PROMPT: Extract every line where the string "title" appears.

Data entries
(begin)

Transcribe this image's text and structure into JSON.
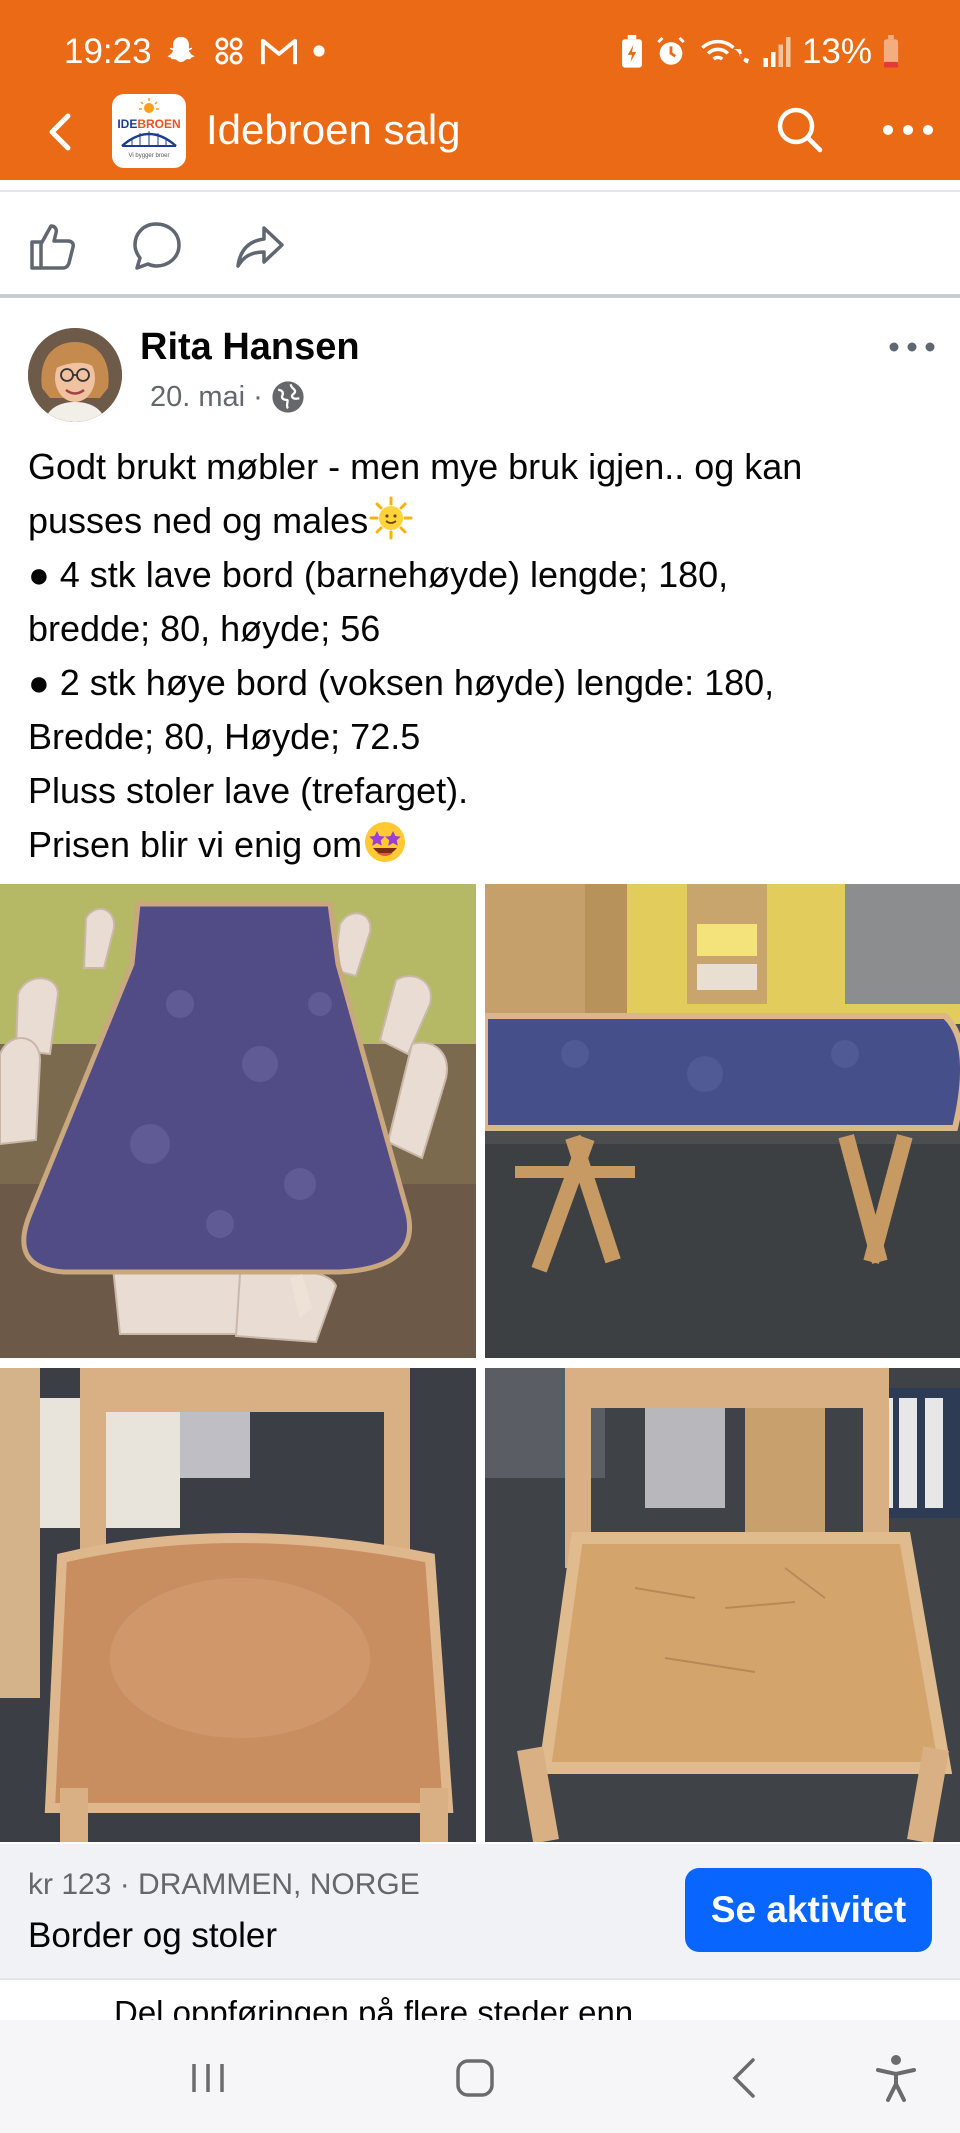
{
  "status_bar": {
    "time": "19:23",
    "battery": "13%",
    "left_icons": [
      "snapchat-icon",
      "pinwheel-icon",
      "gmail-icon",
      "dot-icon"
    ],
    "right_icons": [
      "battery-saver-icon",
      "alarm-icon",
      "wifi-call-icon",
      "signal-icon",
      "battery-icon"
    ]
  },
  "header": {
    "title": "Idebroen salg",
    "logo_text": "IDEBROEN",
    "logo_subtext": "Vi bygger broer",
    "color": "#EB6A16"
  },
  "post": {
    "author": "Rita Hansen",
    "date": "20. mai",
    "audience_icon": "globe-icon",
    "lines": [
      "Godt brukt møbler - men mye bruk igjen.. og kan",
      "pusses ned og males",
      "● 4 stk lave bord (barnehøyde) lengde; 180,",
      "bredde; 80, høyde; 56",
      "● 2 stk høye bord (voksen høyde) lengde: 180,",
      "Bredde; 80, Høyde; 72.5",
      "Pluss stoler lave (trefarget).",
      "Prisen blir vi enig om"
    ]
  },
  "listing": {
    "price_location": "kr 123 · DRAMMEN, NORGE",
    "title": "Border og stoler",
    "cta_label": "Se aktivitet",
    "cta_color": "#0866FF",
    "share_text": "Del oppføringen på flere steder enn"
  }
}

(end)

THE ANSWER:
    "title": "Idebroen salg",
    "title": "Border og stoler",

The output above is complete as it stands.